**Work to complete**
Exactly repeat the line that contains "Read out every word on this page.", then every line after it up to and including the final line.
** begin Provided information **
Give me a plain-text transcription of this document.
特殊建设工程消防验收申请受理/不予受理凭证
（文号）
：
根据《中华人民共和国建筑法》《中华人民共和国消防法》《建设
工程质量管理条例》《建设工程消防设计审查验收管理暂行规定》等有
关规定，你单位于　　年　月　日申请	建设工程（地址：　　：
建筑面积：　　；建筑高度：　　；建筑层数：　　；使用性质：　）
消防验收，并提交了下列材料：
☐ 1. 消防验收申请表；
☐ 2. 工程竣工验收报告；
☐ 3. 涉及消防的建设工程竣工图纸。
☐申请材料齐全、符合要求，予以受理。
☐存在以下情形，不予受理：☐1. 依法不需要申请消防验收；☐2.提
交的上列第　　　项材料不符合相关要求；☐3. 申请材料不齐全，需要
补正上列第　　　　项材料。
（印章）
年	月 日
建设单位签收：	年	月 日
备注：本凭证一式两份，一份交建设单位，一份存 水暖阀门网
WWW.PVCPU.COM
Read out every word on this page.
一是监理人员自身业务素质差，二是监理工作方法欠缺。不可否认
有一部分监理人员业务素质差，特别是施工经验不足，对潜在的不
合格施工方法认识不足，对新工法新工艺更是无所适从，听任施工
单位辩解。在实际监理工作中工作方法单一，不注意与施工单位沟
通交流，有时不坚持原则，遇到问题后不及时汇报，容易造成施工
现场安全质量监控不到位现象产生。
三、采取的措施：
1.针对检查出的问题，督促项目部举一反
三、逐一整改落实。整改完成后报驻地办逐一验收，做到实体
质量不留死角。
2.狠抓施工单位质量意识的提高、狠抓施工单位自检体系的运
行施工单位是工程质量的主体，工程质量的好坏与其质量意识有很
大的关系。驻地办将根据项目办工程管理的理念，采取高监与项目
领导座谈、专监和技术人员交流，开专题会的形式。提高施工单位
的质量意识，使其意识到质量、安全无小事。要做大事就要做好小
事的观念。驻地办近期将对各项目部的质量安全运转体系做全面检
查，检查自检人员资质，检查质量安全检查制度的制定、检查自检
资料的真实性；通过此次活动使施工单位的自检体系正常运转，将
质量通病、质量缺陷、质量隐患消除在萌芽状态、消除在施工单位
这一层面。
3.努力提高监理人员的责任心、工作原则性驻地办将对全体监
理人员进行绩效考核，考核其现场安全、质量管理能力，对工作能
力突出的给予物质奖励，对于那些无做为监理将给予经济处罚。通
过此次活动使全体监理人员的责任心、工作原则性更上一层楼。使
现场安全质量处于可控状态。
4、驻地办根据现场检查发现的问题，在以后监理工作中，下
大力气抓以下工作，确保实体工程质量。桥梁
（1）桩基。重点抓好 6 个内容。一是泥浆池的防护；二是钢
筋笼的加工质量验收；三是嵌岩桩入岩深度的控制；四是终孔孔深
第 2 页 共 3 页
** end Provided information **
**Solution for this task**
Read out every word on this page.
一是监理人员自身业务素质差，二是监理工作方法欠缺。不可否认
有一部分监理人员业务素质差，特别是施工经验不足，对潜在的不
合格施工方法认识不足，对新工法新工艺更是无所适从，听任施工
单位辩解。在实际监理工作中工作方法单一，不注意与施工单位沟
通交流，有时不坚持原则，遇到问题后不及时汇报，容易造成施工
现场安全质量监控不到位现象产生。
三、采取的措施：
1.针对检查出的问题，督促项目部举一反
三、逐一整改落实。整改完成后报驻地办逐一验收，做到实体
质量不留死角。
2.狠抓施工单位质量意识的提高、狠抓施工单位自检体系的运
行施工单位是工程质量的主体，工程质量的好坏与其质量意识有很
大的关系。驻地办将根据项目办工程管理的理念，采取高监与项目
领导座谈、专监和技术人员交流，开专题会的形式。提高施工单位
的质量意识，使其意识到质量、安全无小事。要做大事就要做好小
事的观念。驻地办近期将对各项目部的质量安全运转体系做全面检
查，检查自检人员资质，检查质量安全检查制度的制定、检查自检
资料的真实性；通过此次活动使施工单位的自检体系正常运转，将
质量通病、质量缺陷、质量隐患消除在萌芽状态、消除在施工单位
这一层面。
3.努力提高监理人员的责任心、工作原则性驻地办将对全体监
理人员进行绩效考核，考核其现场安全、质量管理能力，对工作能
力突出的给予物质奖励，对于那些无做为监理将给予经济处罚。通
过此次活动使全体监理人员的责任心、工作原则性更上一层楼。使
现场安全质量处于可控状态。
4、驻地办根据现场检查发现的问题，在以后监理工作中，下
大力气抓以下工作，确保实体工程质量。桥梁
（1）桩基。重点抓好 6 个内容。一是泥浆池的防护；二是钢
筋笼的加工质量验收；三是嵌岩桩入岩深度的控制；四是终孔孔深
第 2 页 共 3 页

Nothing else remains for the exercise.